■ Brief
Exactly repeat the full listing that follows.

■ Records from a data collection
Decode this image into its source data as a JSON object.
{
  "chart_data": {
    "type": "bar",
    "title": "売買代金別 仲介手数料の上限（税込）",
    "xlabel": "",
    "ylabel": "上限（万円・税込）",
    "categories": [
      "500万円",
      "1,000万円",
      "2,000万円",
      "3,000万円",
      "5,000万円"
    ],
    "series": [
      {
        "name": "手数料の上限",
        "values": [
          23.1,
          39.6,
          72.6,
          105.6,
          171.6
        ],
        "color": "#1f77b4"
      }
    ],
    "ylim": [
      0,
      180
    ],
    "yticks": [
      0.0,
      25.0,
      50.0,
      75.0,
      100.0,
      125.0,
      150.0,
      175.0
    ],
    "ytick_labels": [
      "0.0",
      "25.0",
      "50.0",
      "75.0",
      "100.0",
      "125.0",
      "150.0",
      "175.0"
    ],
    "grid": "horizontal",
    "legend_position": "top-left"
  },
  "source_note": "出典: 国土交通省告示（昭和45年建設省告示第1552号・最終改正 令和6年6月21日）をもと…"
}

■ The solution
Decode this image into its source data as a JSON object.
{
  "chart_data": {
    "type": "bar",
    "title": "売買代金別 仲介手数料の上限（税込）",
    "xlabel": "",
    "ylabel": "上限（万円・税込）",
    "categories": [
      "500万円",
      "1,000万円",
      "2,000万円",
      "3,000万円",
      "5,000万円"
    ],
    "series": [
      {
        "name": "手数料の上限",
        "values": [
          23.1,
          39.6,
          72.6,
          105.6,
          171.6
        ],
        "color": "#1f77b4"
      }
    ],
    "ylim": [
      0,
      180
    ],
    "yticks": [
      0.0,
      25.0,
      50.0,
      75.0,
      100.0,
      125.0,
      150.0,
      175.0
    ],
    "ytick_labels": [
      "0.0",
      "25.0",
      "50.0",
      "75.0",
      "100.0",
      "125.0",
      "150.0",
      "175.0"
    ],
    "grid": "horizontal",
    "legend_position": "top-left"
  },
  "source_note": "出典: 国土交通省告示（昭和45年建設省告示第1552号・最終改正 令和6年6月21日）をもと…"
}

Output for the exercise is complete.